| Exercise brief |
Search the records for "Animal" and copy each line that holds it.

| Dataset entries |
______

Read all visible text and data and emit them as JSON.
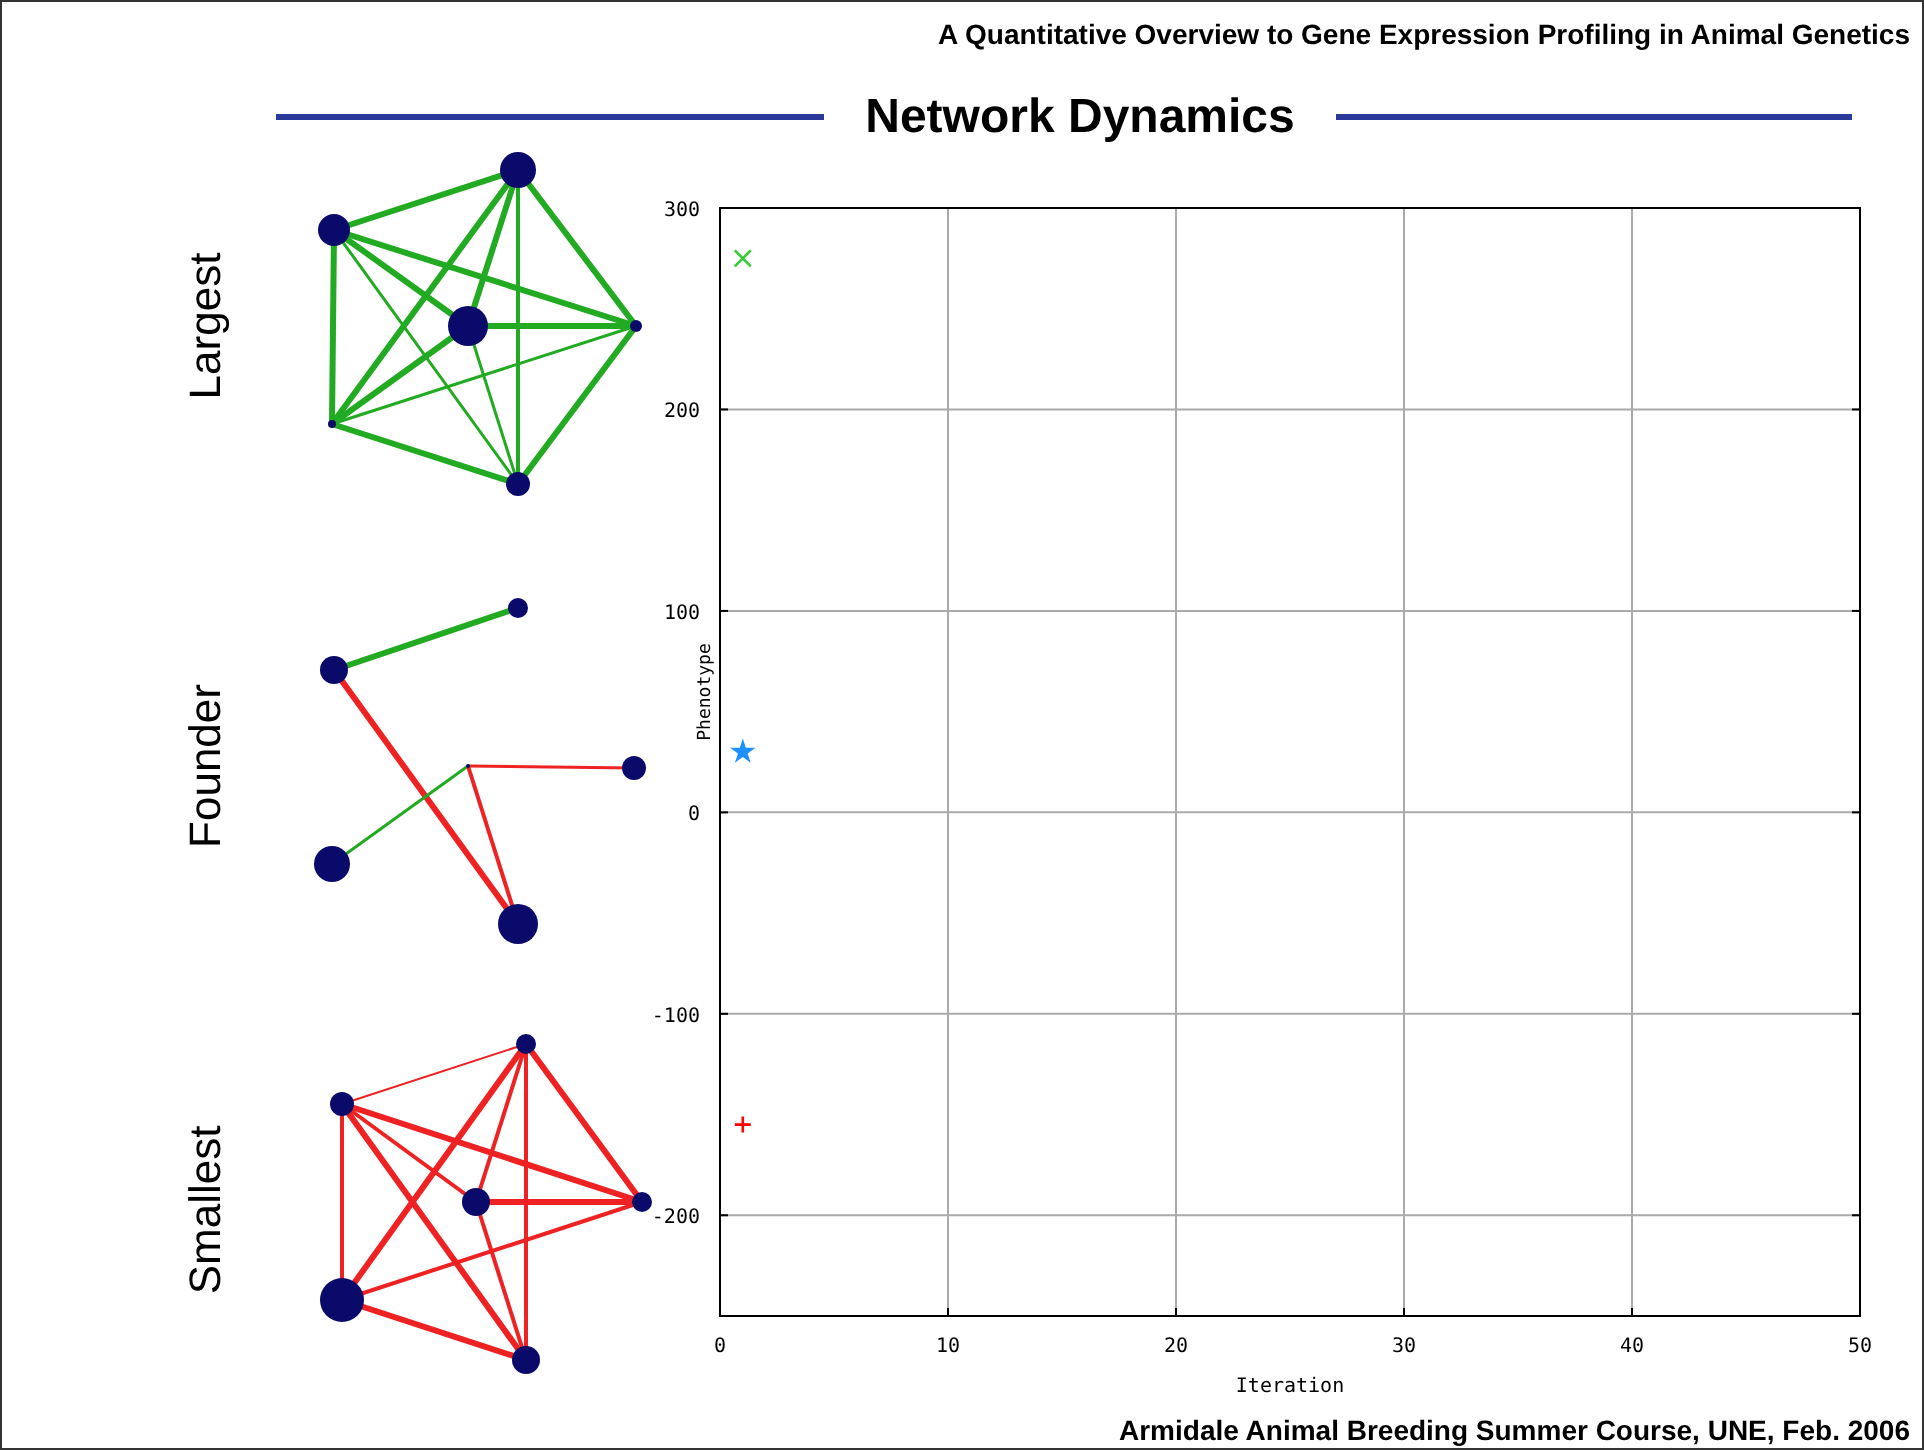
{
  "chart_data": {
    "type": "scatter",
    "title": "Network Dynamics",
    "subtitle": "A Quantitative Overview to Gene Expression Profiling in Animal Genetics",
    "xlabel": "Iteration",
    "ylabel": "Phenotype",
    "annotations": [
      "Largest",
      "Founder",
      "Smallest",
      "Armidale Animal Breeding Summer Course, UNE, Feb. 2006"
    ],
    "x": [
      1
    ],
    "series": [
      {
        "color": "#33cc33",
        "values": [
          275
        ],
        "marker": "cross"
      },
      {
        "color": "#1e90ff",
        "values": [
          30
        ],
        "marker": "star"
      },
      {
        "color": "#ff0000",
        "values": [
          -155
        ],
        "marker": "plus"
      }
    ],
    "xlim": [
      0,
      50
    ],
    "xticks": [
      0,
      10,
      20,
      30,
      40,
      50
    ],
    "ylim": [
      -250,
      300
    ],
    "yticks": [
      -200,
      -100,
      0,
      100,
      200,
      300
    ],
    "grid": true
  }
}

______

| Answer for the task |
    "subtitle": "A Quantitative Overview to Gene Expression Profiling in Animal Genetics",
      "Armidale Animal Breeding Summer Course, UNE, Feb. 2006"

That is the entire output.